## Directions for this task
Using the records below, locate all lines containing "карбокатионы" and return them.

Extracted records
··········
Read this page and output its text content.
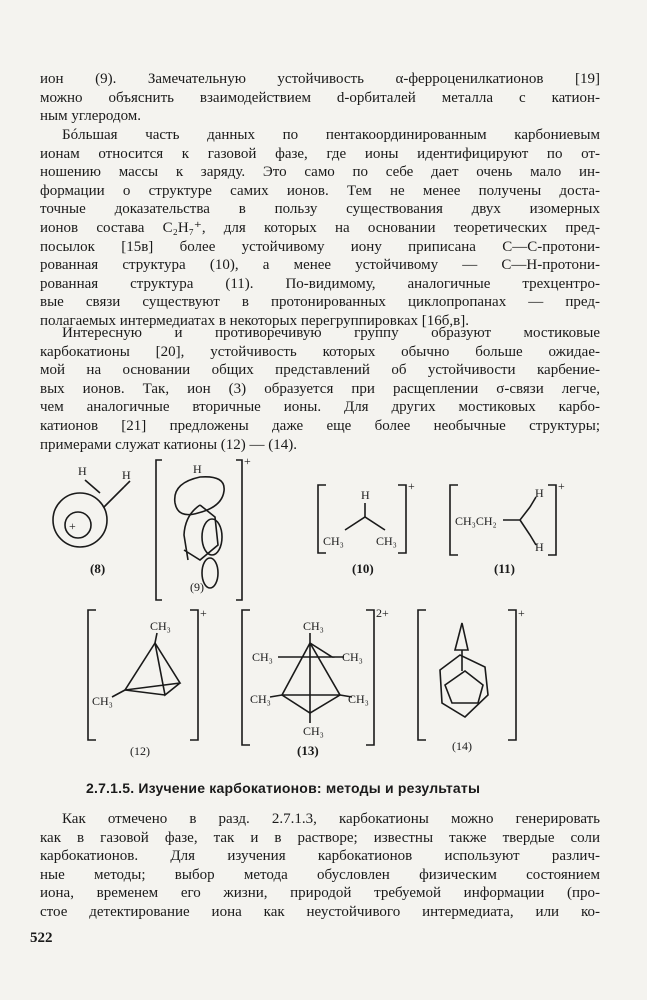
ион (9). Замечательную устойчивость α-ферроценилкатионов [19]
можно объяснить взаимодействием d-орбиталей металла с катион-
ным углеродом.
Бóльшая часть данных по пентакоординированным карбониевым
ионам относится к газовой фазе, где ионы идентифицируют по от-
ношению массы к заряду. Это само по себе дает очень мало ин-
формации о структуре самих ионов. Тем не менее получены доста-
точные доказательства в пользу существования двух изомерных
ионов состава C₂H₇⁺, для которых на основании теоретических пред-
посылок [15в] более устойчивому иону приписана C—C-протони-
рованная структура (10), а менее устойчивому — C—H-протони-
рованная структура (11). По-видимому, аналогичные трехцентро-
вые связи существуют в протонированных циклопропанах — пред-
полагаемых интермедиатах в некоторых перегруппировках [16б,в].
Интересную и противоречивую группу образуют мостиковые
карбокатионы [20], устойчивость которых обычно больше ожидае-
мой на основании общих представлений об устойчивости карбение-
вых ионов. Так, ион (3) образуется при расщеплении σ-связи легче,
чем аналогичные вторичные ионы. Для других мостиковых карбо-
катионов [21] предложены даже еще более необычные структуры;
примерами служат катионы (12) — (14).
H	H
+
(8)
H
+
(9)
H
CH₃	CH₃
+
(10)
CH₃CH₂
H
H
+
(11)
CH₃
CH₃
+
(12)
CH₃
CH₃	CH₃
CH₃	CH₃
CH₃
2+
(13)
+
(14)
2.7.1.5. Изучение карбокатионов: методы и результаты
Как отмечено в разд. 2.7.1.3, карбокатионы можно генерировать
как в газовой фазе, так и в растворе; известны также твердые соли
карбокатионов. Для изучения карбокатионов используют различ-
ные методы; выбор метода обусловлен физическим состоянием
иона, временем его жизни, природой требуемой информации (про-
стое детектирование иона как неустойчивого интермедиата, или ко-
522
··········
## Written solution
карбокатионы [20], устойчивость которых обычно больше ожидае-
Как отмечено в разд. 2.7.1.3, карбокатионы можно генерировать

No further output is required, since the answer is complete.